== Rows ==
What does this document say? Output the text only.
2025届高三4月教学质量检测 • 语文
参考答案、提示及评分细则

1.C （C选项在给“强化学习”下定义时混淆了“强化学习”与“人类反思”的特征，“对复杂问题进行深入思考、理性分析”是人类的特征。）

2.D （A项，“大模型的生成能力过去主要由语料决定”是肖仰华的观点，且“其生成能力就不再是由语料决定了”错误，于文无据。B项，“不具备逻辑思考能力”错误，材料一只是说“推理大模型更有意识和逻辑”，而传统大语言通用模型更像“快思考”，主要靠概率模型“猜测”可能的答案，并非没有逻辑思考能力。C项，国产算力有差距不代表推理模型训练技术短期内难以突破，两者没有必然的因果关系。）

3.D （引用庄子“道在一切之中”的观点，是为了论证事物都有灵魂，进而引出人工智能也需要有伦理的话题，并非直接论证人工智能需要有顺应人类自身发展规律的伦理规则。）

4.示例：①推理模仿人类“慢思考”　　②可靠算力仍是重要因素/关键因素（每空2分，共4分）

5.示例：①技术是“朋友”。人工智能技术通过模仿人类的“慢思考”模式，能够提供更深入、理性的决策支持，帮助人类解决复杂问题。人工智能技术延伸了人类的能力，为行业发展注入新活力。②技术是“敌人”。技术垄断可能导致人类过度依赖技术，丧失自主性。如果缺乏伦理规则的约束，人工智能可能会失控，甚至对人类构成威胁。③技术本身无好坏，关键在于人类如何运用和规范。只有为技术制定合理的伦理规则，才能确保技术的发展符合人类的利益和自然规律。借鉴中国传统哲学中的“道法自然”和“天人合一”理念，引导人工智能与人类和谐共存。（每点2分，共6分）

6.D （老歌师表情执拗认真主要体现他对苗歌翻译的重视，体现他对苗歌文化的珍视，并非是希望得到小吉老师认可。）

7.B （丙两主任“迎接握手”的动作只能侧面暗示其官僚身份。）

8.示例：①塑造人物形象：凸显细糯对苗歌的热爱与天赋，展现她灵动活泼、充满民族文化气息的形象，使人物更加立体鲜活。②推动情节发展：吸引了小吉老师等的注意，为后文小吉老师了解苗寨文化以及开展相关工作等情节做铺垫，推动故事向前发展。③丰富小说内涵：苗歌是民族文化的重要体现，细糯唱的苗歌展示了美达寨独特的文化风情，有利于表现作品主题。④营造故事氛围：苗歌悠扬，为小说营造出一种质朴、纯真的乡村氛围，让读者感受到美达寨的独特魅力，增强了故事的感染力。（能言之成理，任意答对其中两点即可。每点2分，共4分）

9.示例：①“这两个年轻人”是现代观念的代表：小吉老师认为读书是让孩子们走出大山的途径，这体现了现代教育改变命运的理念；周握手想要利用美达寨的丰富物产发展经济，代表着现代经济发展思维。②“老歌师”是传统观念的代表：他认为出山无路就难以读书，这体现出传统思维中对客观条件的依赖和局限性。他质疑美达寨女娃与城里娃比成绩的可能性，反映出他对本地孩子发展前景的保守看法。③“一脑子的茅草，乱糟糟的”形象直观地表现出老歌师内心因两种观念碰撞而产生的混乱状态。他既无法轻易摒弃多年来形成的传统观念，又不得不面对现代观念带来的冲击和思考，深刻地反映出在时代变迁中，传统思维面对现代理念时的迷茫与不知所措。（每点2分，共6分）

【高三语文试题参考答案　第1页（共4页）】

== Task objective ==
In this exercise, repeat all entries exactly.

== Result for this exercise ==
What does this document say? Output the text only.
2025届高三4月教学质量检测 • 语文
参考答案、提示及评分细则

1.C （C选项在给“强化学习”下定义时混淆了“强化学习”与“人类反思”的特征，“对复杂问题进行深入思考、理性分析”是人类的特征。）

2.D （A项，“大模型的生成能力过去主要由语料决定”是肖仰华的观点，且“其生成能力就不再是由语料决定了”错误，于文无据。B项，“不具备逻辑思考能力”错误，材料一只是说“推理大模型更有意识和逻辑”，而传统大语言通用模型更像“快思考”，主要靠概率模型“猜测”可能的答案，并非没有逻辑思考能力。C项，国产算力有差距不代表推理模型训练技术短期内难以突破，两者没有必然的因果关系。）

3.D （引用庄子“道在一切之中”的观点，是为了论证事物都有灵魂，进而引出人工智能也需要有伦理的话题，并非直接论证人工智能需要有顺应人类自身发展规律的伦理规则。）

4.示例：①推理模仿人类“慢思考”　　②可靠算力仍是重要因素/关键因素（每空2分，共4分）

5.示例：①技术是“朋友”。人工智能技术通过模仿人类的“慢思考”模式，能够提供更深入、理性的决策支持，帮助人类解决复杂问题。人工智能技术延伸了人类的能力，为行业发展注入新活力。②技术是“敌人”。技术垄断可能导致人类过度依赖技术，丧失自主性。如果缺乏伦理规则的约束，人工智能可能会失控，甚至对人类构成威胁。③技术本身无好坏，关键在于人类如何运用和规范。只有为技术制定合理的伦理规则，才能确保技术的发展符合人类的利益和自然规律。借鉴中国传统哲学中的“道法自然”和“天人合一”理念，引导人工智能与人类和谐共存。（每点2分，共6分）

6.D （老歌师表情执拗认真主要体现他对苗歌翻译的重视，体现他对苗歌文化的珍视，并非是希望得到小吉老师认可。）

7.B （丙两主任“迎接握手”的动作只能侧面暗示其官僚身份。）

8.示例：①塑造人物形象：凸显细糯对苗歌的热爱与天赋，展现她灵动活泼、充满民族文化气息的形象，使人物更加立体鲜活。②推动情节发展：吸引了小吉老师等的注意，为后文小吉老师了解苗寨文化以及开展相关工作等情节做铺垫，推动故事向前发展。③丰富小说内涵：苗歌是民族文化的重要体现，细糯唱的苗歌展示了美达寨独特的文化风情，有利于表现作品主题。④营造故事氛围：苗歌悠扬，为小说营造出一种质朴、纯真的乡村氛围，让读者感受到美达寨的独特魅力，增强了故事的感染力。（能言之成理，任意答对其中两点即可。每点2分，共4分）

9.示例：①“这两个年轻人”是现代观念的代表：小吉老师认为读书是让孩子们走出大山的途径，这体现了现代教育改变命运的理念；周握手想要利用美达寨的丰富物产发展经济，代表着现代经济发展思维。②“老歌师”是传统观念的代表：他认为出山无路就难以读书，这体现出传统思维中对客观条件的依赖和局限性。他质疑美达寨女娃与城里娃比成绩的可能性，反映出他对本地孩子发展前景的保守看法。③“一脑子的茅草，乱糟糟的”形象直观地表现出老歌师内心因两种观念碰撞而产生的混乱状态。他既无法轻易摒弃多年来形成的传统观念，又不得不面对现代观念带来的冲击和思考，深刻地反映出在时代变迁中，传统思维面对现代理念时的迷茫与不知所措。（每点2分，共6分）

【高三语文试题参考答案　第1页（共4页）】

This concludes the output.